## Goal
Copy all lines that contain the word "Rodzaj".

## Records
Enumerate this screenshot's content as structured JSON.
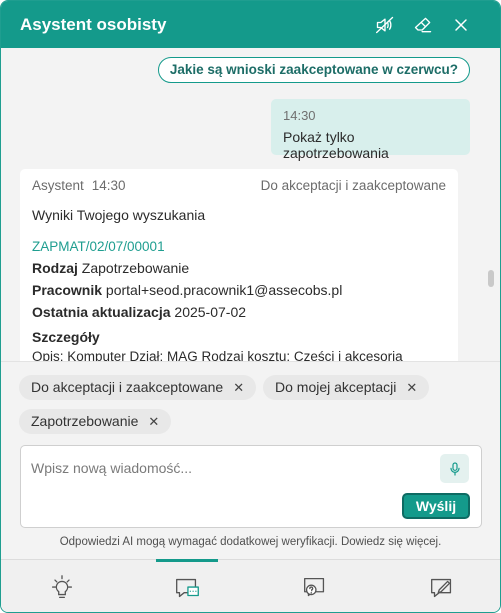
{
  "colors": {
    "accent": "#149a8b",
    "accent_dark": "#0e6b63",
    "user_bubble": "#d8efec",
    "link": "#1f9e90"
  },
  "header": {
    "title": "Asystent osobisty",
    "icons": [
      "speaker-muted-icon",
      "eraser-icon",
      "close-icon"
    ]
  },
  "chat": {
    "suggestion": "Jakie są wnioski zaakceptowane w czerwcu?",
    "user_message": {
      "time": "14:30",
      "text": "Pokaż tylko zapotrzebowania"
    },
    "bot_message": {
      "author": "Asystent",
      "time": "14:30",
      "filter_label": "Do akceptacji i zaakceptowane",
      "intro": "Wyniki Twojego wyszukania",
      "reference": "ZAPMAT/02/07/00001",
      "fields": [
        {
          "label": "Rodzaj",
          "value": "Zapotrzebowanie"
        },
        {
          "label": "Pracownik",
          "value": "portal+seod.pracownik1@assecobs.pl"
        },
        {
          "label": "Ostatnia aktualizacja",
          "value": "2025-07-02"
        }
      ],
      "details_title": "Szczegóły",
      "details_text": "Opis: Komputer Dział: MAG Rodzaj kosztu: Części i akcesoria"
    }
  },
  "filters": [
    {
      "label": "Do akceptacji i zaakceptowane"
    },
    {
      "label": "Do mojej akceptacji"
    },
    {
      "label": "Zapotrzebowanie"
    }
  ],
  "input": {
    "placeholder": "Wpisz nową wiadomość...",
    "value": "",
    "send_label": "Wyślij"
  },
  "disclaimer": "Odpowiedzi AI mogą wymagać dodatkowej weryfikacji. Dowiedz się więcej.",
  "footer": {
    "tabs": [
      {
        "icon": "lightbulb-icon",
        "active": false
      },
      {
        "icon": "chat-icon",
        "active": true
      },
      {
        "icon": "help-chat-icon",
        "active": false
      },
      {
        "icon": "edit-note-icon",
        "active": false
      }
    ]
  }
}
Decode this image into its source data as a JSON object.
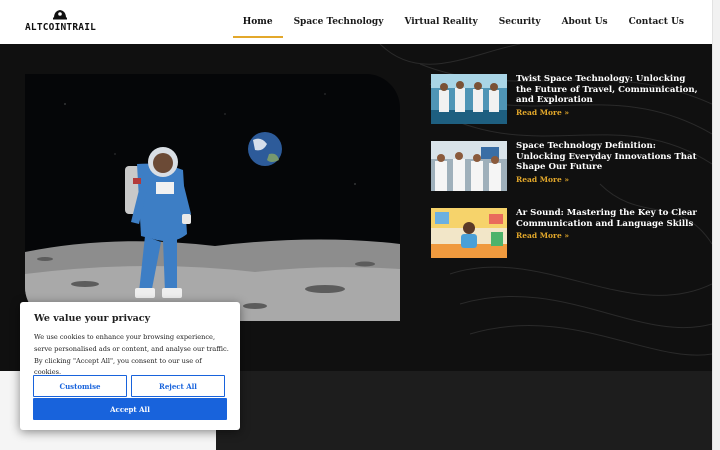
{
  "logo": {
    "text": "ALTCOINTRAIL",
    "icon": "spaceship-icon"
  },
  "nav": {
    "items": [
      {
        "label": "Home",
        "active": true
      },
      {
        "label": "Space Technology"
      },
      {
        "label": "Virtual Reality"
      },
      {
        "label": "Security"
      },
      {
        "label": "About Us"
      },
      {
        "label": "Contact Us"
      }
    ]
  },
  "articles": [
    {
      "title": "Twist Space Technology: Unlocking the Future of Travel, Communication, and Exploration",
      "read_more": "Read More »"
    },
    {
      "title": "Space Technology Definition: Unlocking Everyday Innovations That Shape Our Future",
      "read_more": "Read More »"
    },
    {
      "title": "Ar Sound: Mastering the Key to Clear Communication and Language Skills",
      "read_more": "Read More »"
    }
  ],
  "cookie": {
    "title": "We value your privacy",
    "text": "We use cookies to enhance your browsing experience, serve personalised ads or content, and analyse our traffic. By clicking \"Accept All\", you consent to our use of cookies.",
    "customise": "Customise",
    "reject": "Reject All",
    "accept": "Accept All"
  },
  "colors": {
    "accent": "#e3a82b",
    "cookie_blue": "#1863dc",
    "background": "#101010"
  }
}
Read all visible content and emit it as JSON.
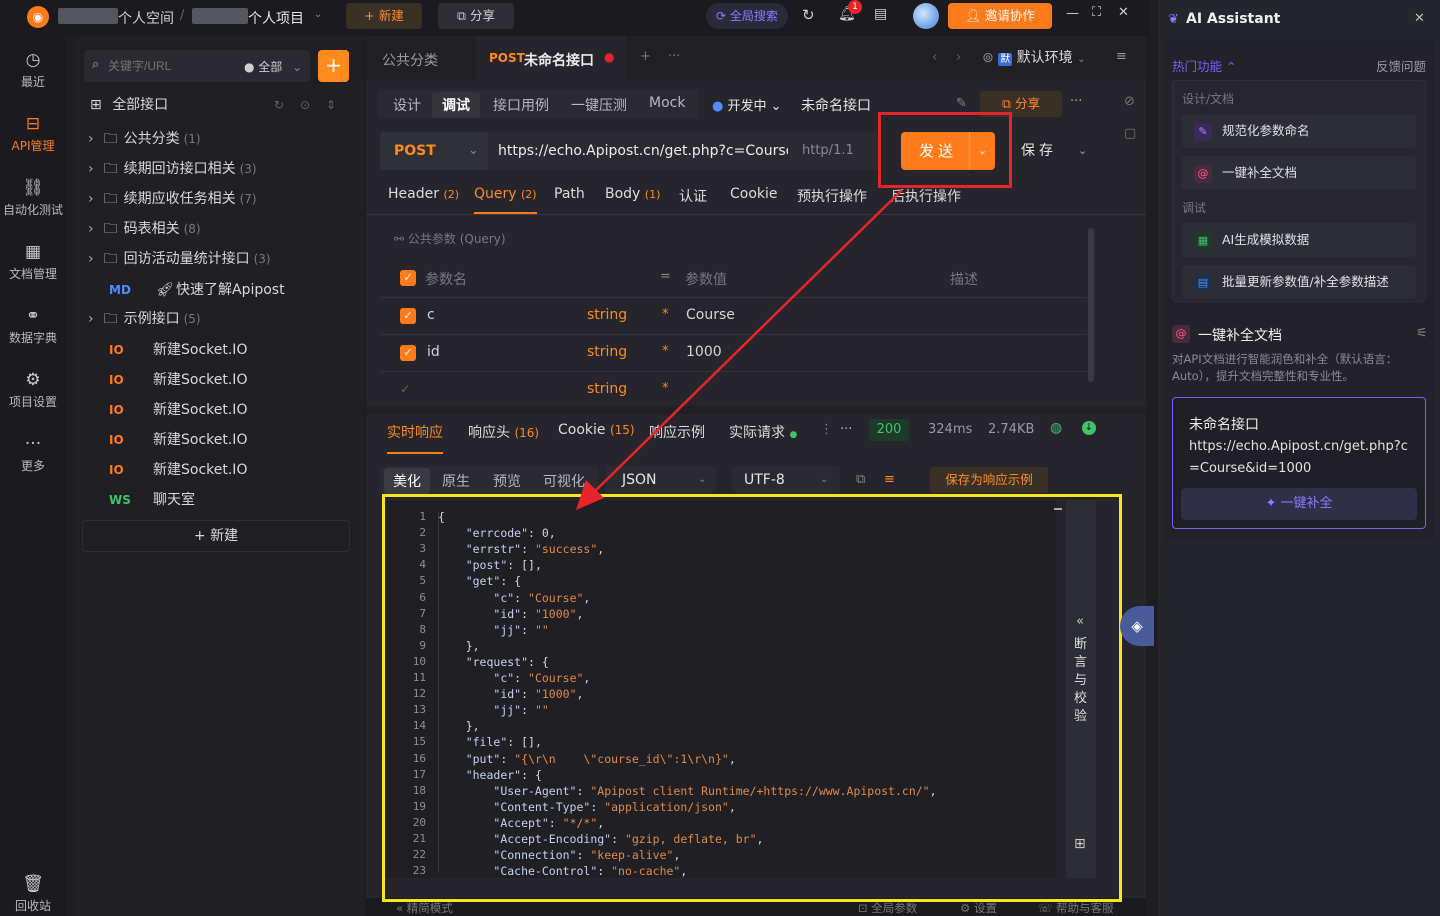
{
  "topbar": {
    "workspace": "个人空间",
    "project": "个人项目",
    "new_label": "新建",
    "share_label": "分享",
    "search_label": "全局搜索",
    "notif_count": "1",
    "invite_label": "邀请协作"
  },
  "rail": {
    "items": [
      {
        "label": "最近",
        "icon": "clock-icon"
      },
      {
        "label": "API管理",
        "icon": "api-icon"
      },
      {
        "label": "自动化测试",
        "icon": "automation-icon"
      },
      {
        "label": "文档管理",
        "icon": "doc-icon"
      },
      {
        "label": "数据字典",
        "icon": "dictionary-icon"
      },
      {
        "label": "项目设置",
        "icon": "settings-icon"
      },
      {
        "label": "更多",
        "icon": "more-icon"
      }
    ],
    "trash": "回收站"
  },
  "tree": {
    "search_placeholder": "关键字/URL",
    "filter": "全部",
    "root": "全部接口",
    "folders": [
      {
        "name": "公共分类",
        "count": "(1)"
      },
      {
        "name": "续期回访接口相关",
        "count": "(3)"
      },
      {
        "name": "续期应收任务相关",
        "count": "(7)"
      },
      {
        "name": "码表相关",
        "count": "(8)"
      },
      {
        "name": "回访活动量统计接口",
        "count": "(3)"
      }
    ],
    "md_item": {
      "tag": "MD",
      "name": "快速了解Apipost"
    },
    "example_folder": {
      "name": "示例接口",
      "count": "(5)"
    },
    "socket_items": [
      {
        "tag": "IO",
        "name": "新建Socket.IO"
      },
      {
        "tag": "IO",
        "name": "新建Socket.IO"
      },
      {
        "tag": "IO",
        "name": "新建Socket.IO"
      },
      {
        "tag": "IO",
        "name": "新建Socket.IO"
      },
      {
        "tag": "IO",
        "name": "新建Socket.IO"
      }
    ],
    "ws_item": {
      "tag": "WS",
      "name": "聊天室"
    },
    "new_label": "新建"
  },
  "main": {
    "breadcrumb": "公共分类",
    "tab_method": "POST",
    "tab_name": "未命名接口",
    "env": "默认环境",
    "env_badge": "默",
    "subtabs": [
      "设计",
      "调试",
      "接口用例",
      "一键压测",
      "Mock"
    ],
    "status": "开发中",
    "api_name": "未命名接口",
    "share": "分享",
    "method": "POST",
    "url": "https://echo.Apipost.cn/get.php?c=Course&ic",
    "protocol": "http/1.1",
    "send": "发送",
    "save": "保存",
    "req_tabs": [
      {
        "label": "Header",
        "count": "(2)"
      },
      {
        "label": "Query",
        "count": "(2)"
      },
      {
        "label": "Path",
        "count": ""
      },
      {
        "label": "Body",
        "count": "(1)"
      },
      {
        "label": "认证",
        "count": ""
      },
      {
        "label": "Cookie",
        "count": ""
      },
      {
        "label": "预执行操作",
        "count": ""
      },
      {
        "label": "后执行操作",
        "count": ""
      }
    ],
    "public_params": "公共参数 (Query)",
    "param_headers": {
      "name": "参数名",
      "value": "参数值",
      "desc": "描述"
    },
    "params": [
      {
        "name": "c",
        "type": "string",
        "value": "Course"
      },
      {
        "name": "id",
        "type": "string",
        "value": "1000"
      },
      {
        "name": "",
        "type": "string",
        "value": ""
      }
    ],
    "resp_tabs": [
      {
        "label": "实时响应",
        "count": ""
      },
      {
        "label": "响应头",
        "count": "(16)"
      },
      {
        "label": "Cookie",
        "count": "(15)"
      },
      {
        "label": "响应示例",
        "count": ""
      },
      {
        "label": "实际请求",
        "count": ""
      }
    ],
    "status_code": "200",
    "time": "324ms",
    "size": "2.74KB",
    "view_tabs": [
      "美化",
      "原生",
      "预览",
      "可视化"
    ],
    "format": "JSON",
    "encoding": "UTF-8",
    "save_example": "保存为响应示例",
    "assert_label": "断言与校验",
    "bottom": {
      "simple": "精简模式",
      "global": "全局参数",
      "settings": "设置",
      "help": "帮助与客服"
    }
  },
  "code_lines": [
    [
      "{",
      ""
    ],
    [
      "    \"errcode\": 0,",
      ""
    ],
    [
      "    \"errstr\": \"success\",",
      ""
    ],
    [
      "    \"post\": [],",
      ""
    ],
    [
      "    \"get\": {",
      ""
    ],
    [
      "        \"c\": \"Course\",",
      ""
    ],
    [
      "        \"id\": \"1000\",",
      ""
    ],
    [
      "        \"jj\": \"\"",
      ""
    ],
    [
      "    },",
      ""
    ],
    [
      "    \"request\": {",
      ""
    ],
    [
      "        \"c\": \"Course\",",
      ""
    ],
    [
      "        \"id\": \"1000\",",
      ""
    ],
    [
      "        \"jj\": \"\"",
      ""
    ],
    [
      "    },",
      ""
    ],
    [
      "    \"file\": [],",
      ""
    ],
    [
      "    \"put\": \"{\\r\\n    \\\"course_id\\\":1\\r\\n}\",",
      ""
    ],
    [
      "    \"header\": {",
      ""
    ],
    [
      "        \"User-Agent\": \"Apipost client Runtime/+https://www.Apipost.cn/\",",
      ""
    ],
    [
      "        \"Content-Type\": \"application/json\",",
      ""
    ],
    [
      "        \"Accept\": \"*/*\",",
      ""
    ],
    [
      "        \"Accept-Encoding\": \"gzip, deflate, br\",",
      ""
    ],
    [
      "        \"Connection\": \"keep-alive\",",
      ""
    ],
    [
      "        \"Cache-Control\": \"no-cache\",",
      ""
    ]
  ],
  "ai": {
    "title": "AI Assistant",
    "hot": "热门功能",
    "feedback": "反馈问题",
    "section_design": "设计/文档",
    "card1": "规范化参数命名",
    "card2": "一键补全文档",
    "section_debug": "调试",
    "card3": "AI生成模拟数据",
    "card4": "批量更新参数值/补全参数描述",
    "feature_title": "一键补全文档",
    "feature_desc": "对API文档进行智能润色和补全（默认语言：Auto），提升文档完整性和专业性。",
    "api_name": "未命名接口",
    "api_url": "https://echo.Apipost.cn/get.php?c=Course&id=1000",
    "complete_btn": "一键补全"
  },
  "colors": {
    "accent": "#ff7a1a",
    "highlight_red": "#e8242b",
    "highlight_yellow": "#f5e71b",
    "purple": "#7c5cff"
  }
}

## The result
          "label": "Rodzaj",
      "details_text": "Opis: Komputer Dział: MAG Rodzaj kosztu: Części i akcesoria"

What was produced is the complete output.